Raw records:
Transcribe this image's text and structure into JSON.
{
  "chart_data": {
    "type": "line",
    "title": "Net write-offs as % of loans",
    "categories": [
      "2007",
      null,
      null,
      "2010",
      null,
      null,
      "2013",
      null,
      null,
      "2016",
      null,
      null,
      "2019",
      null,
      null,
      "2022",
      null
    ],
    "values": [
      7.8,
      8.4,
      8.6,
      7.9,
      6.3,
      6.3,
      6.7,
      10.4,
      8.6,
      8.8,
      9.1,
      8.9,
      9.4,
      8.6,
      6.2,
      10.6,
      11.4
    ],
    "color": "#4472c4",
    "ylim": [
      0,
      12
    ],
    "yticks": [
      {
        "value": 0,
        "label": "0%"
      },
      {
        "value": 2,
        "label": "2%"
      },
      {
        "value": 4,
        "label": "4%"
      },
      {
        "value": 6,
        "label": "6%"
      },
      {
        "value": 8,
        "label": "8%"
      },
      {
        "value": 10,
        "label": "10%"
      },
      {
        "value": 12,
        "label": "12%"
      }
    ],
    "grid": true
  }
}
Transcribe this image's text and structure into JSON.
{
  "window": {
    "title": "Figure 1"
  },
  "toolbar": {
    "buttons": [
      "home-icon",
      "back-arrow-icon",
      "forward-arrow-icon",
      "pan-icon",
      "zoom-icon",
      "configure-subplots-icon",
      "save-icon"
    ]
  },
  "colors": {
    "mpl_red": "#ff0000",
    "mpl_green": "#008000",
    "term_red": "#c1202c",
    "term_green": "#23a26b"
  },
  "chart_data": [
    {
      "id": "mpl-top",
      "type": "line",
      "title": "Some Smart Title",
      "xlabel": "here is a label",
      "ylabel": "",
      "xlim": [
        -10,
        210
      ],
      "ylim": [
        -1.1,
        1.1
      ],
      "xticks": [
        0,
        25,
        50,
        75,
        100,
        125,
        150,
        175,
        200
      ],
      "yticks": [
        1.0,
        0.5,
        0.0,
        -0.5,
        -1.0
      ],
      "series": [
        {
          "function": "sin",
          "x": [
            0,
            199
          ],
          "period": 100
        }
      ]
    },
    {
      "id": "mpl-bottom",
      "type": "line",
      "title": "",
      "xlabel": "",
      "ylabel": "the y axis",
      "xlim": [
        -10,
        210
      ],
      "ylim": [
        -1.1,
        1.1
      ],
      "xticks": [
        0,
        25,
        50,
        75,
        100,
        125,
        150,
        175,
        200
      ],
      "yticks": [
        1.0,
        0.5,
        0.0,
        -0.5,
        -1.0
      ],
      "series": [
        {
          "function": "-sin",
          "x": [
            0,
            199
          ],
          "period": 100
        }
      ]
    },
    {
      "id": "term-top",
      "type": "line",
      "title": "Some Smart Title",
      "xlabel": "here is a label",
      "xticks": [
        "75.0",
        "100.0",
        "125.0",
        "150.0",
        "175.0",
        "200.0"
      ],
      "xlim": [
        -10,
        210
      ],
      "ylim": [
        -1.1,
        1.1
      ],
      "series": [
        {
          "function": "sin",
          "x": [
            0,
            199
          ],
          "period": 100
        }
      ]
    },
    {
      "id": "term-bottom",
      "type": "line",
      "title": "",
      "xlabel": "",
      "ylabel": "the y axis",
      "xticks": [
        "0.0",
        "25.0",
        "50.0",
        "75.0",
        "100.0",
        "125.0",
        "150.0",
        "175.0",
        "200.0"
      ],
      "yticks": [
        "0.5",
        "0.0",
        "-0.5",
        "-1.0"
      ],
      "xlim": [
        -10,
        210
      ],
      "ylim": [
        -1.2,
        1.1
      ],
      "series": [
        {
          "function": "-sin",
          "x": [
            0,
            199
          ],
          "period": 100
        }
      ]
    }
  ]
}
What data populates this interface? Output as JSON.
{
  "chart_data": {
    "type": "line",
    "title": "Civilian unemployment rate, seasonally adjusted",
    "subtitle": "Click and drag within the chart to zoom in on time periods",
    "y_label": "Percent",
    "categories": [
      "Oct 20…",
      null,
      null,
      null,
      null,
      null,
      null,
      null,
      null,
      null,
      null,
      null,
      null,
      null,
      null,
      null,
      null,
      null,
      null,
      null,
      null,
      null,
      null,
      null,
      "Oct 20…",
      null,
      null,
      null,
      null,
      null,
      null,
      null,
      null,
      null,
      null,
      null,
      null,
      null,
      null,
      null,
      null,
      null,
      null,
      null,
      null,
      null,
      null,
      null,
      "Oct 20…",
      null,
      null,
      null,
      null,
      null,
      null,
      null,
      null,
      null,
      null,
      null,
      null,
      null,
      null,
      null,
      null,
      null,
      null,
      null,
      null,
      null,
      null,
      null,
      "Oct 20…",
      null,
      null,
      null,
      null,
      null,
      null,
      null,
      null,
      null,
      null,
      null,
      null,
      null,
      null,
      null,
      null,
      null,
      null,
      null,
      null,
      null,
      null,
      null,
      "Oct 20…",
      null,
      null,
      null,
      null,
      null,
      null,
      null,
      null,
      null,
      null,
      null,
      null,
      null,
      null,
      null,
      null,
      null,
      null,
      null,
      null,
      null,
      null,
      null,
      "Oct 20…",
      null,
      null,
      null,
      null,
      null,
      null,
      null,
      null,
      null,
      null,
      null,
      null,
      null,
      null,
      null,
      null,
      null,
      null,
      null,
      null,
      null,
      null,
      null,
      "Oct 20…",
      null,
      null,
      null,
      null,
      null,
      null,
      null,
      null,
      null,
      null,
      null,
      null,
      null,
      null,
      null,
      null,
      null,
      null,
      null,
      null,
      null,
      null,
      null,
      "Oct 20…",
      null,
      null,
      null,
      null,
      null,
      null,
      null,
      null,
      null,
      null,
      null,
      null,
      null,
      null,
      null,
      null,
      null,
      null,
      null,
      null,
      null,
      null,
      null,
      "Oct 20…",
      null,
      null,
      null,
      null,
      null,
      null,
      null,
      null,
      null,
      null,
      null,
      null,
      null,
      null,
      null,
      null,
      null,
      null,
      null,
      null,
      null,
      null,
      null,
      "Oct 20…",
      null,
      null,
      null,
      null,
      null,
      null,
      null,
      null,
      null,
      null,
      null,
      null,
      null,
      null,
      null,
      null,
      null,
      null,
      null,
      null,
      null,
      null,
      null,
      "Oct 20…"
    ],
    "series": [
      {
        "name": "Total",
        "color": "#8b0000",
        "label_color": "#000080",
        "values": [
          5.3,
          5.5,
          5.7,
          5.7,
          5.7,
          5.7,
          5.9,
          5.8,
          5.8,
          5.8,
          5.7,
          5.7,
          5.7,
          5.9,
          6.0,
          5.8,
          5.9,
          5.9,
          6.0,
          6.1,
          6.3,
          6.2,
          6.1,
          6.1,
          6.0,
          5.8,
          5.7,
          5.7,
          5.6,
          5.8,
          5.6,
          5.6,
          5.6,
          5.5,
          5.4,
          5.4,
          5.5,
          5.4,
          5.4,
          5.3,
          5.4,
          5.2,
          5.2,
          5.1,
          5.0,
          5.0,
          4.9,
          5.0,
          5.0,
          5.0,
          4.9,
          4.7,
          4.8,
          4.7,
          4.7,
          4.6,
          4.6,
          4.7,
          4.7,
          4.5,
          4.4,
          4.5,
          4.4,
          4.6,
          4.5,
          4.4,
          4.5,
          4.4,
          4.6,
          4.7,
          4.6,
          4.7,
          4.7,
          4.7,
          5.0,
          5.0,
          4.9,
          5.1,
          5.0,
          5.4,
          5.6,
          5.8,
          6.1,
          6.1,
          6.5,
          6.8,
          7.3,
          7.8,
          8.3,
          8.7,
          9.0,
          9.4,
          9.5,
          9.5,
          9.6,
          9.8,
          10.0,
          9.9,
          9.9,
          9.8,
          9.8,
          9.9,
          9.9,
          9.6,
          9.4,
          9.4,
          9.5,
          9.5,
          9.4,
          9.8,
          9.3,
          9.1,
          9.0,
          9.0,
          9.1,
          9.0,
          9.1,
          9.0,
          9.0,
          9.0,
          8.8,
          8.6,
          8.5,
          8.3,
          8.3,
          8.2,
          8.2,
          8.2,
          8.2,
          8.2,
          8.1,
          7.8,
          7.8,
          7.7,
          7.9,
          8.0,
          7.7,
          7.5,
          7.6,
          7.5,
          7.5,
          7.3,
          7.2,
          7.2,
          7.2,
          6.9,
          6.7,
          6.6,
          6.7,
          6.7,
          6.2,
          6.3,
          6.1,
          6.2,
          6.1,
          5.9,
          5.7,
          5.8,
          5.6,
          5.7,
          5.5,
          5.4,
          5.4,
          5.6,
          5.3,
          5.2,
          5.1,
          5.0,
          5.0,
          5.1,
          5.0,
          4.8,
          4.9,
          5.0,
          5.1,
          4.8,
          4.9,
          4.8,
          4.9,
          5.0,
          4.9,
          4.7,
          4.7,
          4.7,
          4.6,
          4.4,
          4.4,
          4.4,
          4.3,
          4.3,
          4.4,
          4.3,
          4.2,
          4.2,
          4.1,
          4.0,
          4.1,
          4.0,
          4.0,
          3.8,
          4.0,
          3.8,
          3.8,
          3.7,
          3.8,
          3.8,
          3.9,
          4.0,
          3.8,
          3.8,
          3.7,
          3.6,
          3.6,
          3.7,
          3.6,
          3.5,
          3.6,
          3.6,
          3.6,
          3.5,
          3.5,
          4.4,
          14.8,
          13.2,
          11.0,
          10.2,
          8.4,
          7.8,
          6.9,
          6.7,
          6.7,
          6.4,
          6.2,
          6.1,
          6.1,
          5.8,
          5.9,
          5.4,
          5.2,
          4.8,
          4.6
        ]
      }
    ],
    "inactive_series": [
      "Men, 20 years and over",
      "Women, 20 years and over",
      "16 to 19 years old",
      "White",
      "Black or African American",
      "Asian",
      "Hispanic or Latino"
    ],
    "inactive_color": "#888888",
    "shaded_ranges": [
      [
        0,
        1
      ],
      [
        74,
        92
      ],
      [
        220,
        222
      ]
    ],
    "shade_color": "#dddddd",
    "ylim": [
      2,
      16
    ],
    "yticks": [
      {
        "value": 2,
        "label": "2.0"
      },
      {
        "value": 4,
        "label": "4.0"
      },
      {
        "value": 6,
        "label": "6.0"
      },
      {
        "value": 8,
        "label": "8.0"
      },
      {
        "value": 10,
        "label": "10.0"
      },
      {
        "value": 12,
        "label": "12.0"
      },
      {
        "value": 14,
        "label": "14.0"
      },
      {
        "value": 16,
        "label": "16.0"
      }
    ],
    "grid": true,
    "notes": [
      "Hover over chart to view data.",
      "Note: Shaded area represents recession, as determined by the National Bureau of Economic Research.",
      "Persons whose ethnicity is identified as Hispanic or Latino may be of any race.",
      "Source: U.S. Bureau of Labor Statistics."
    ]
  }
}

Task brief
Pull out every line of the records above that contains the word "years".

Finished exercise
      "Men, 20 years and over",
      "Women, 20 years and over",
      "16 to 19 years old",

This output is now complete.